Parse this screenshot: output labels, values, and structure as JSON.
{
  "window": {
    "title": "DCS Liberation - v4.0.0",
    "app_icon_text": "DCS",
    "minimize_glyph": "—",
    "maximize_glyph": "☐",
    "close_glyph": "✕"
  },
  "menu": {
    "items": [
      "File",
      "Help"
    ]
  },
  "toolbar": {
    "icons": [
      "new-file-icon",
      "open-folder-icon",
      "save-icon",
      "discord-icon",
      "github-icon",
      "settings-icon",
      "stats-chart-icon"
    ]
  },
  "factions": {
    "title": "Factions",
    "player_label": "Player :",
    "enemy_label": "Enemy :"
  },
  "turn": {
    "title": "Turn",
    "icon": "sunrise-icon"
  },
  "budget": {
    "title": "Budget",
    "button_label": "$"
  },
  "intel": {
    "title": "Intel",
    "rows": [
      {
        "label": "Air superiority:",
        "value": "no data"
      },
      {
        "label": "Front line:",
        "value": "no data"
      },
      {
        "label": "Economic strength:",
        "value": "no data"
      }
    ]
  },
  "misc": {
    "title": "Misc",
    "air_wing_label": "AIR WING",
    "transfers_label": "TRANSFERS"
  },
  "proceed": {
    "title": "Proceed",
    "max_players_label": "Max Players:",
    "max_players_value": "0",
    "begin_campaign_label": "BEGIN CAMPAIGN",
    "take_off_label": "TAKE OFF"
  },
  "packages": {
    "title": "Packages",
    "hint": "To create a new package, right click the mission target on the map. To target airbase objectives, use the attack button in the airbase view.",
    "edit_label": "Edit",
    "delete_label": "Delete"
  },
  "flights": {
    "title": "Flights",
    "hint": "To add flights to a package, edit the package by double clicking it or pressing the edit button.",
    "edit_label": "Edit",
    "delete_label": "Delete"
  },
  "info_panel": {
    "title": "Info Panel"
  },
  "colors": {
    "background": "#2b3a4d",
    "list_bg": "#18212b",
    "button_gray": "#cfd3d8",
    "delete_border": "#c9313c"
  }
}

====================

WORK TO DO:
Extract all the entries word for word.

RESPONSE:
Parse this screenshot: output labels, values, and structure as JSON.
{
  "window": {
    "title": "DCS Liberation - v4.0.0",
    "app_icon_text": "DCS",
    "minimize_glyph": "—",
    "maximize_glyph": "☐",
    "close_glyph": "✕"
  },
  "menu": {
    "items": [
      "File",
      "Help"
    ]
  },
  "toolbar": {
    "icons": [
      "new-file-icon",
      "open-folder-icon",
      "save-icon",
      "discord-icon",
      "github-icon",
      "settings-icon",
      "stats-chart-icon"
    ]
  },
  "factions": {
    "title": "Factions",
    "player_label": "Player :",
    "enemy_label": "Enemy :"
  },
  "turn": {
    "title": "Turn",
    "icon": "sunrise-icon"
  },
  "budget": {
    "title": "Budget",
    "button_label": "$"
  },
  "intel": {
    "title": "Intel",
    "rows": [
      {
        "label": "Air superiority:",
        "value": "no data"
      },
      {
        "label": "Front line:",
        "value": "no data"
      },
      {
        "label": "Economic strength:",
        "value": "no data"
      }
    ]
  },
  "misc": {
    "title": "Misc",
    "air_wing_label": "AIR WING",
    "transfers_label": "TRANSFERS"
  },
  "proceed": {
    "title": "Proceed",
    "max_players_label": "Max Players:",
    "max_players_value": "0",
    "begin_campaign_label": "BEGIN CAMPAIGN",
    "take_off_label": "TAKE OFF"
  },
  "packages": {
    "title": "Packages",
    "hint": "To create a new package, right click the mission target on the map. To target airbase objectives, use the attack button in the airbase view.",
    "edit_label": "Edit",
    "delete_label": "Delete"
  },
  "flights": {
    "title": "Flights",
    "hint": "To add flights to a package, edit the package by double clicking it or pressing the edit button.",
    "edit_label": "Edit",
    "delete_label": "Delete"
  },
  "info_panel": {
    "title": "Info Panel"
  },
  "colors": {
    "background": "#2b3a4d",
    "list_bg": "#18212b",
    "button_gray": "#cfd3d8",
    "delete_border": "#c9313c"
  }
}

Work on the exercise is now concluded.